WRITTEN EXERCISE: Only lines holding the string "JSON" are wanted; copy each one from the material.

##### MATERIAL FOR THE TASK

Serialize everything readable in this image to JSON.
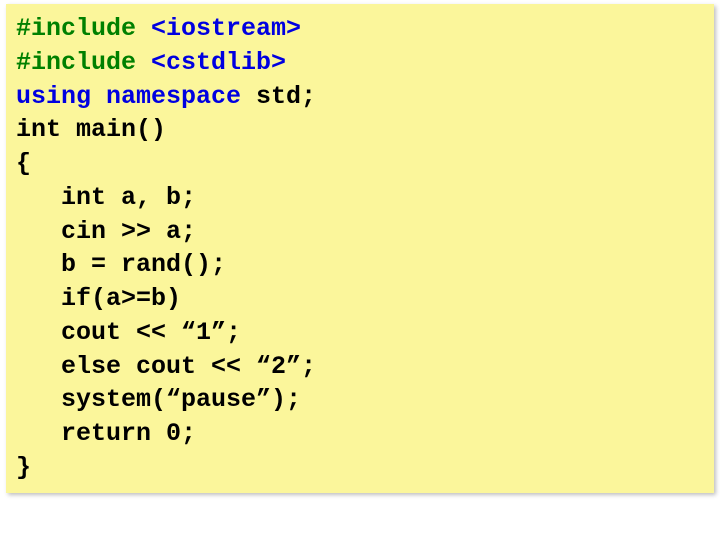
{
  "code": {
    "l1a": "#include ",
    "l1b": "<iostream>",
    "l2a": "#include ",
    "l2b": "<cstdlib>",
    "l3a": "using namespace",
    "l3b": " std;",
    "l4": "int main()",
    "l5": "{",
    "l6": "   int a, b;",
    "l7": "   cin >> a;",
    "l8": "   b = rand();",
    "l9": "   if(a>=b)",
    "l10": "   cout << “1”;",
    "l11": "   else cout << “2”;",
    "l12": "   system(“pause”);",
    "l13": "   return 0;",
    "l14": "}"
  }
}
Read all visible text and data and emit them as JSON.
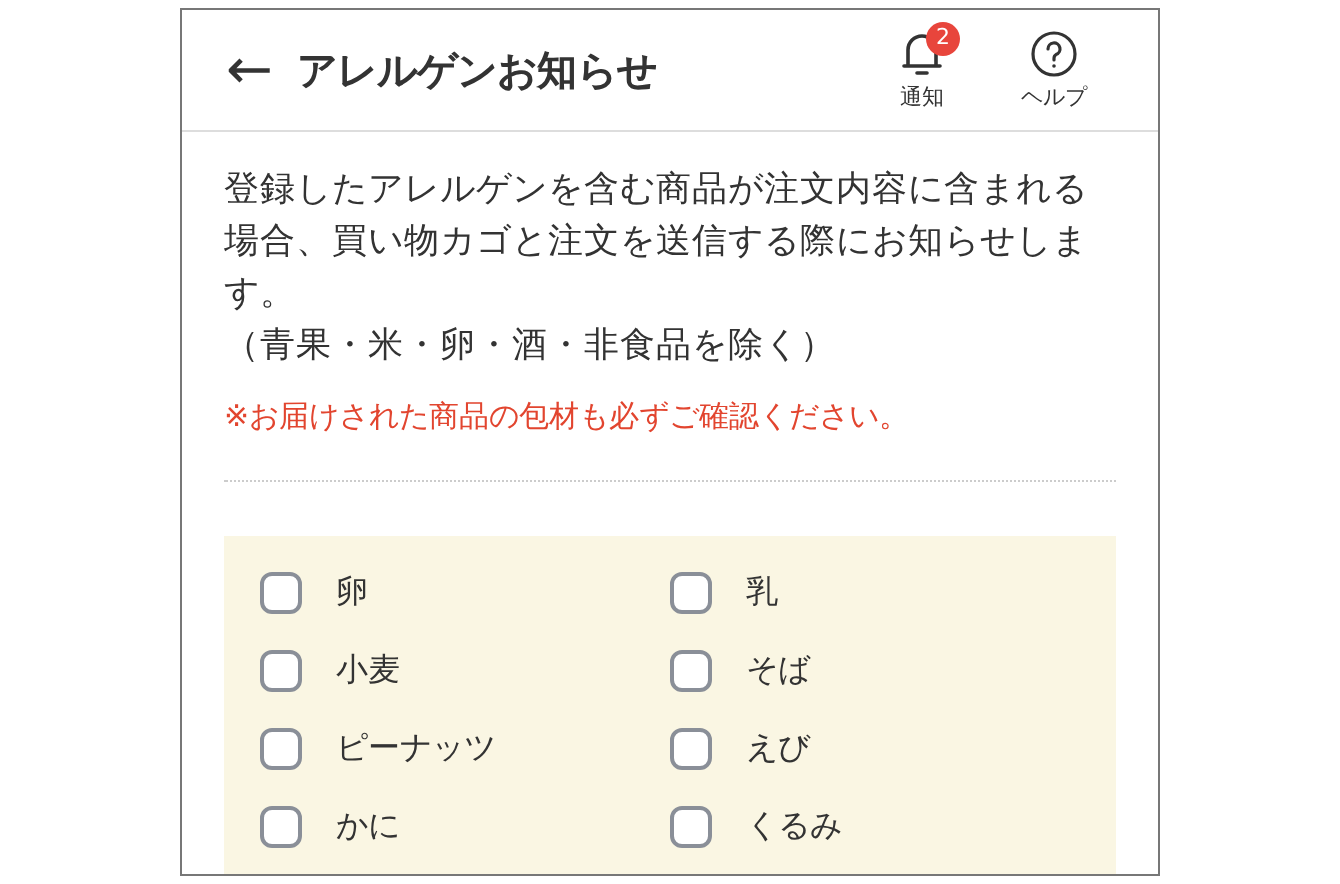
{
  "header": {
    "back": "←",
    "title": "アレルゲンお知らせ",
    "actions": [
      {
        "kind": "bell",
        "label": "通知",
        "badge": "2"
      },
      {
        "kind": "help",
        "label": "ヘルプ"
      }
    ]
  },
  "description": "登録したアレルゲンを含む商品が注文内容に含まれる場合、買い物カゴと注文を送信する際にお知らせします。",
  "exclusion": "（青果・米・卵・酒・非食品を除く）",
  "warning": "※お届けされた商品の包材も必ずご確認ください。",
  "allergens": [
    {
      "label": "卵",
      "checked": false
    },
    {
      "label": "乳",
      "checked": false
    },
    {
      "label": "小麦",
      "checked": false
    },
    {
      "label": "そば",
      "checked": false
    },
    {
      "label": "ピーナッツ",
      "checked": false
    },
    {
      "label": "えび",
      "checked": false
    },
    {
      "label": "かに",
      "checked": false
    },
    {
      "label": "くるみ",
      "checked": false
    }
  ]
}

##########

FULL OUTPUT:
Serialize everything readable in this image to JSON.
Read all visible text and data and emit them as JSON.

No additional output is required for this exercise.